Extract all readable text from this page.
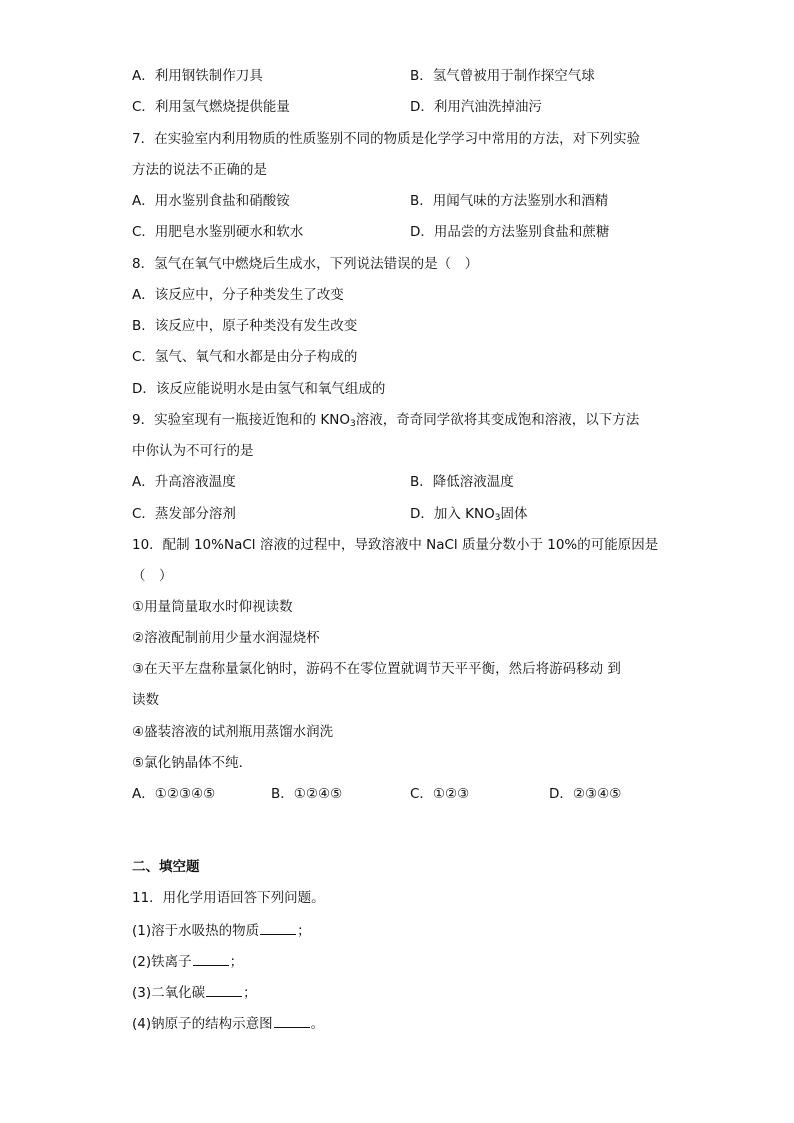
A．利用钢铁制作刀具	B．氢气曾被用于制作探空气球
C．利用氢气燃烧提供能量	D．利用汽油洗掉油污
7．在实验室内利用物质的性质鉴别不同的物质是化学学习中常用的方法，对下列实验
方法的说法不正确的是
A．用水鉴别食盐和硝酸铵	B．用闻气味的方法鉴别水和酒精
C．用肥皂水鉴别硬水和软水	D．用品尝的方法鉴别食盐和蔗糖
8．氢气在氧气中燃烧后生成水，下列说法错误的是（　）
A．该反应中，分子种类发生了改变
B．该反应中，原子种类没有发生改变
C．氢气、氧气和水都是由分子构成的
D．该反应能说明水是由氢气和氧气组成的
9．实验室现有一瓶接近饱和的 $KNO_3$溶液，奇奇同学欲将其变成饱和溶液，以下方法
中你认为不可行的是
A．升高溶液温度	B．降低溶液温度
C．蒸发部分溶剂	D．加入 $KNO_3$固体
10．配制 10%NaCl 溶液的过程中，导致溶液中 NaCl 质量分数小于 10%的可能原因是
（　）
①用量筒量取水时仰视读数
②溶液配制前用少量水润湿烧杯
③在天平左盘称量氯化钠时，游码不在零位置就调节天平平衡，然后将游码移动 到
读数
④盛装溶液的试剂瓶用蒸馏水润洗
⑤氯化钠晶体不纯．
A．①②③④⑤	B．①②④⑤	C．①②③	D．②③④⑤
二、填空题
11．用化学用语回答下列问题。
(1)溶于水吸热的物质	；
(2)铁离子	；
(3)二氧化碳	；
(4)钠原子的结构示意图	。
────
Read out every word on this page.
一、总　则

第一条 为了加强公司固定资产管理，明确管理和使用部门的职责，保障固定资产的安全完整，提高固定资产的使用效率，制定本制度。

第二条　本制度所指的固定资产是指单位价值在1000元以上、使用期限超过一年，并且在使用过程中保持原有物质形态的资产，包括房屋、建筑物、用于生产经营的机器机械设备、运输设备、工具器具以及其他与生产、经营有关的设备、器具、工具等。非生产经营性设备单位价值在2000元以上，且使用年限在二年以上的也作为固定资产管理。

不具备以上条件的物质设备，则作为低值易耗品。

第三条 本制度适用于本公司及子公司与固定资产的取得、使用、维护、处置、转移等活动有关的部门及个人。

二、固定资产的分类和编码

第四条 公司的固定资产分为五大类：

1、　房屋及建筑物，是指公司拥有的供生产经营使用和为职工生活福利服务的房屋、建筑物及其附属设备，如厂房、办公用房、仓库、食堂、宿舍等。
────
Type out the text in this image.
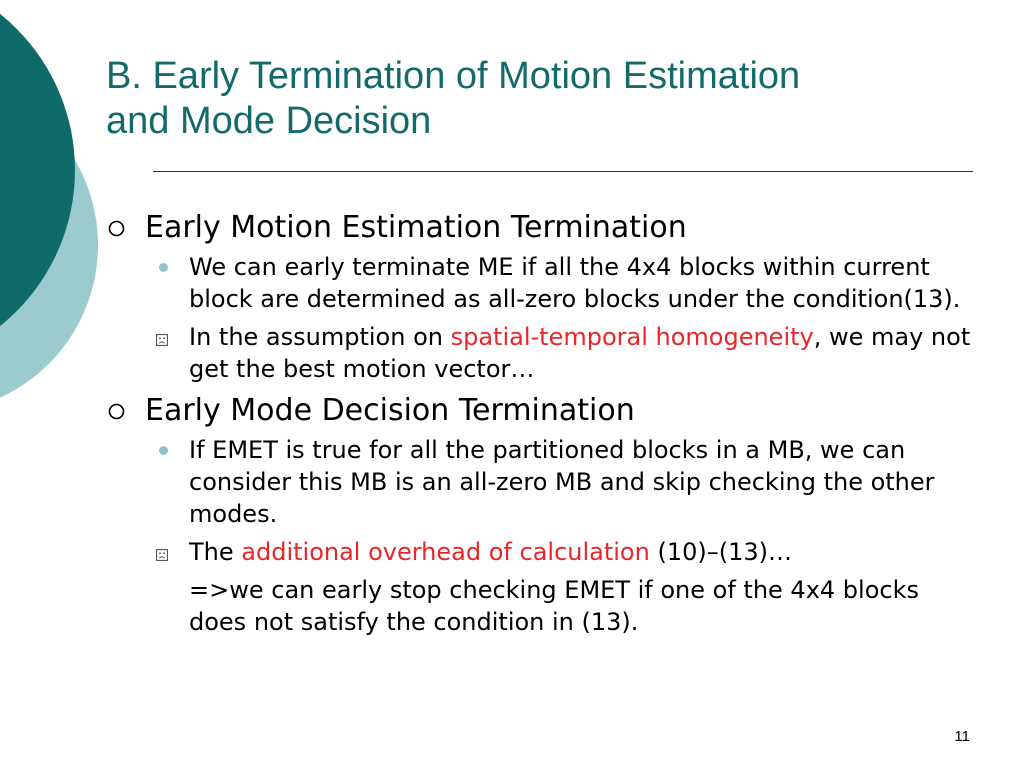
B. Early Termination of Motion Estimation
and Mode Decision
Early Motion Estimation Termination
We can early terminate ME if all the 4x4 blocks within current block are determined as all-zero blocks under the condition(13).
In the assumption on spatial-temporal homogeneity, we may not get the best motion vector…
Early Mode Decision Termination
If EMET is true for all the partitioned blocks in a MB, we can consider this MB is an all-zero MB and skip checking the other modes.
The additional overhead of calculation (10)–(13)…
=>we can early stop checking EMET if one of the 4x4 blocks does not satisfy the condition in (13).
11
────
* _EXERCISE_
Examine the entries and report how many of their lines contain the string "condition", giving no more than the number.

* _FULL ANSWER_
2